Listed records –
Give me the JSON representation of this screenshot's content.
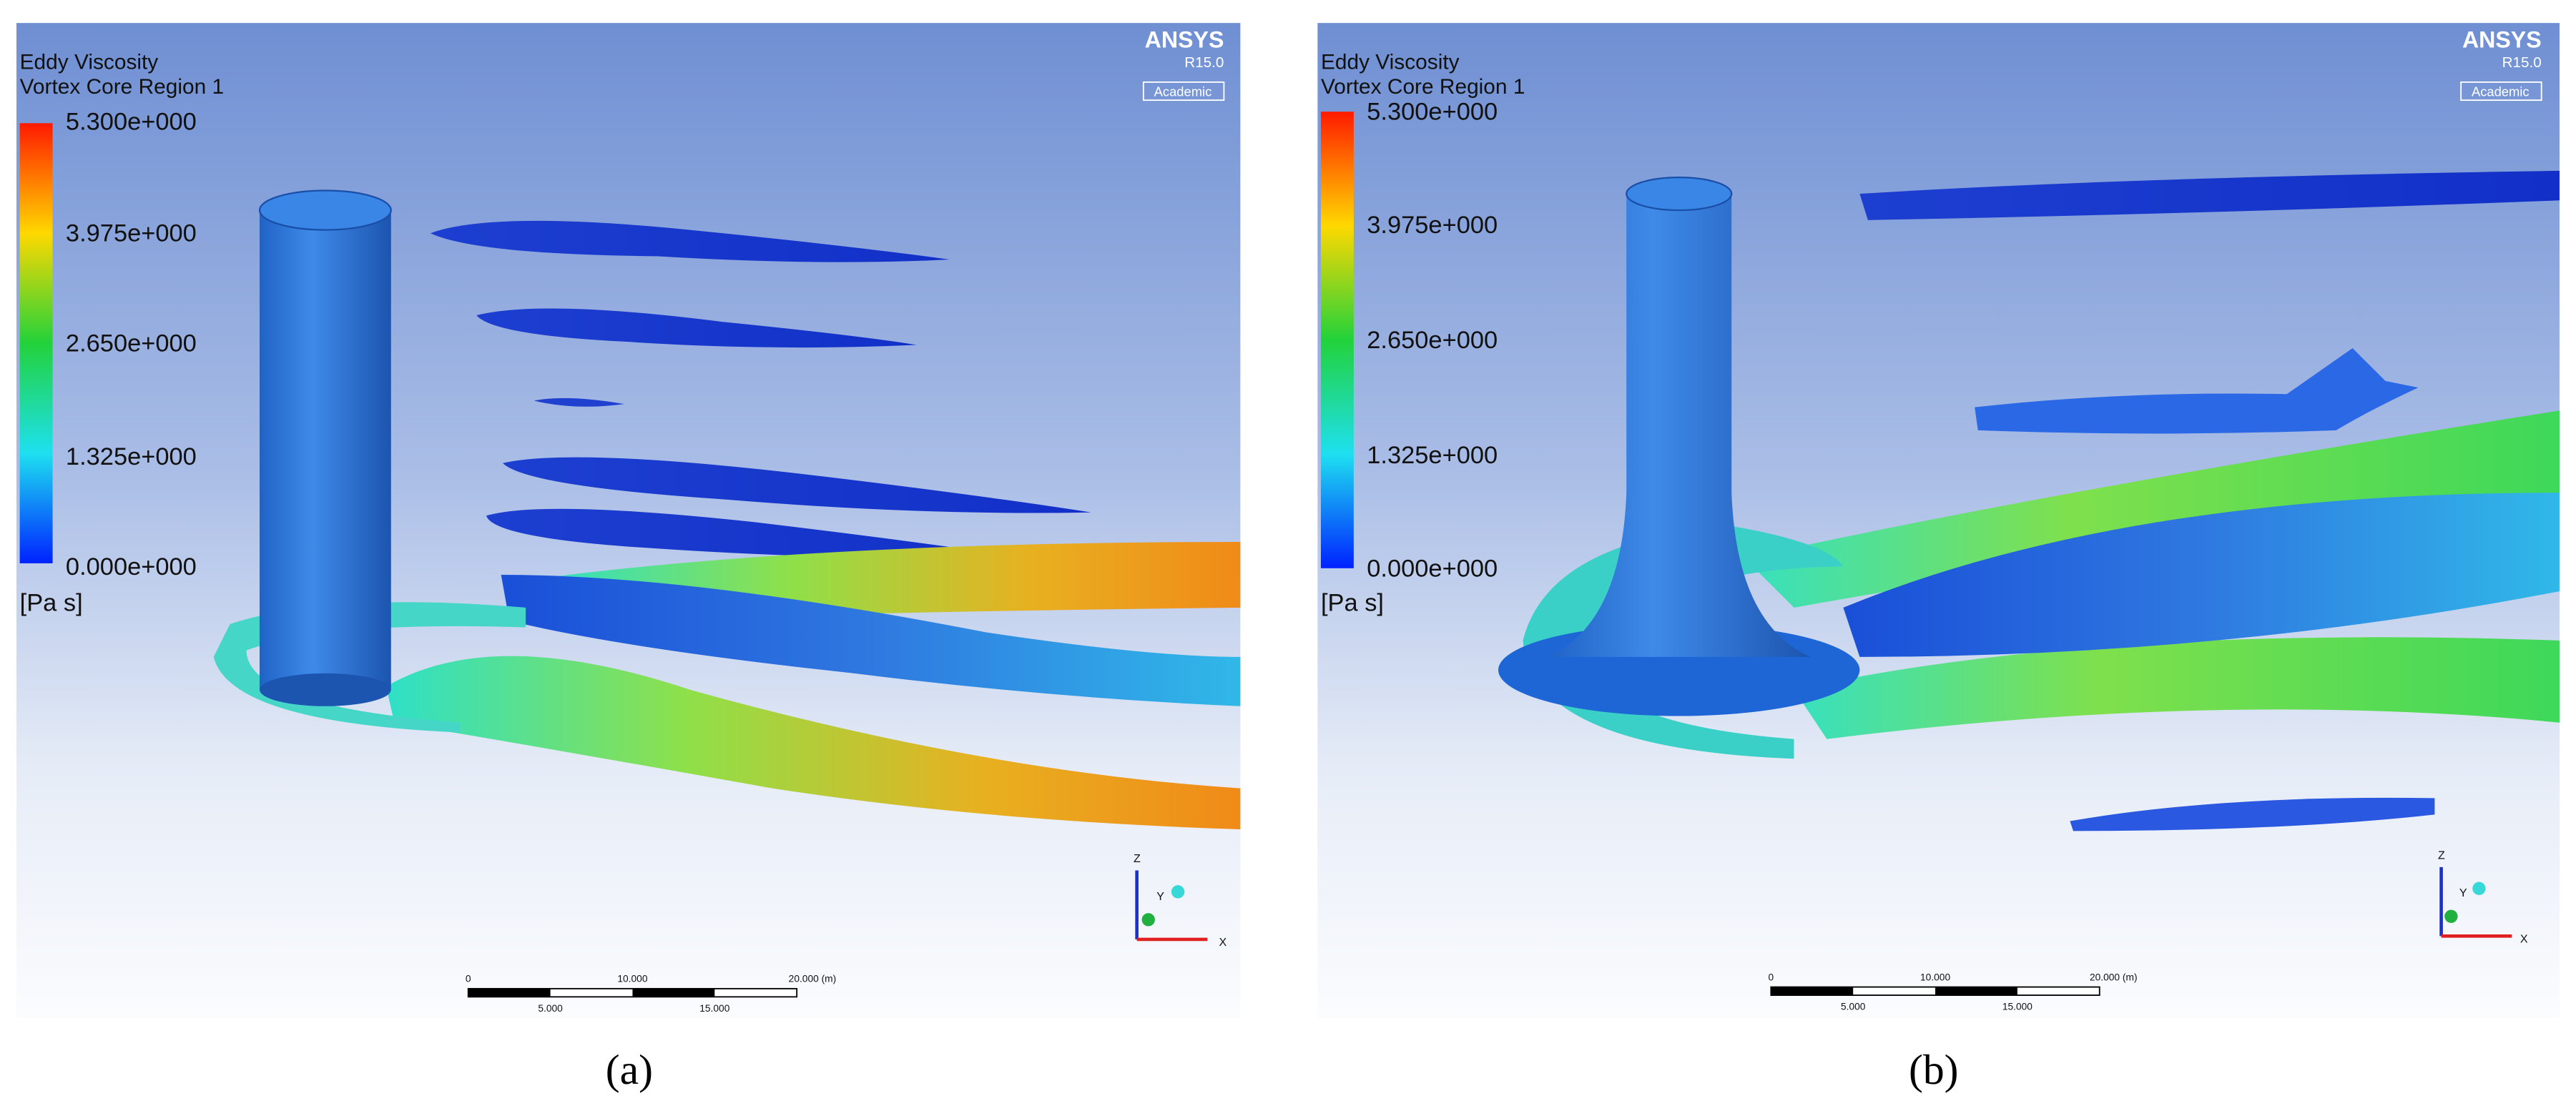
{
  "panels": [
    {
      "legend": {
        "title": "Eddy Viscosity",
        "subtitle": "Vortex Core Region 1",
        "ticks": [
          "5.300e+000",
          "3.975e+000",
          "2.650e+000",
          "1.325e+000",
          "0.000e+000"
        ],
        "unit": "[Pa s]"
      },
      "brand": {
        "name": "ANSYS",
        "version": "R15.0",
        "license": "Academic"
      },
      "scale_bar": {
        "top": [
          "0",
          "10.000",
          "20.000 (m)"
        ],
        "bottom": [
          "5.000",
          "15.000"
        ]
      },
      "axes": {
        "z": "Z",
        "y": "Y",
        "x": "X"
      },
      "caption": "(a)"
    },
    {
      "legend": {
        "title": "Eddy Viscosity",
        "subtitle": "Vortex Core Region 1",
        "ticks": [
          "5.300e+000",
          "3.975e+000",
          "2.650e+000",
          "1.325e+000",
          "0.000e+000"
        ],
        "unit": "[Pa s]"
      },
      "brand": {
        "name": "ANSYS",
        "version": "R15.0",
        "license": "Academic"
      },
      "scale_bar": {
        "top": [
          "0",
          "10.000",
          "20.000 (m)"
        ],
        "bottom": [
          "5.000",
          "15.000"
        ]
      },
      "axes": {
        "z": "Z",
        "y": "Y",
        "x": "X"
      },
      "caption": "(b)"
    }
  ]
}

What you need to do –
Reproduce the whole listing exactly, but not the images in it.

Exercise result –
Give me the JSON representation of this screenshot's content.
{
  "panels": [
    {
      "legend": {
        "title": "Eddy Viscosity",
        "subtitle": "Vortex Core Region 1",
        "ticks": [
          "5.300e+000",
          "3.975e+000",
          "2.650e+000",
          "1.325e+000",
          "0.000e+000"
        ],
        "unit": "[Pa s]"
      },
      "brand": {
        "name": "ANSYS",
        "version": "R15.0",
        "license": "Academic"
      },
      "scale_bar": {
        "top": [
          "0",
          "10.000",
          "20.000 (m)"
        ],
        "bottom": [
          "5.000",
          "15.000"
        ]
      },
      "axes": {
        "z": "Z",
        "y": "Y",
        "x": "X"
      },
      "caption": "(a)"
    },
    {
      "legend": {
        "title": "Eddy Viscosity",
        "subtitle": "Vortex Core Region 1",
        "ticks": [
          "5.300e+000",
          "3.975e+000",
          "2.650e+000",
          "1.325e+000",
          "0.000e+000"
        ],
        "unit": "[Pa s]"
      },
      "brand": {
        "name": "ANSYS",
        "version": "R15.0",
        "license": "Academic"
      },
      "scale_bar": {
        "top": [
          "0",
          "10.000",
          "20.000 (m)"
        ],
        "bottom": [
          "5.000",
          "15.000"
        ]
      },
      "axes": {
        "z": "Z",
        "y": "Y",
        "x": "X"
      },
      "caption": "(b)"
    }
  ]
}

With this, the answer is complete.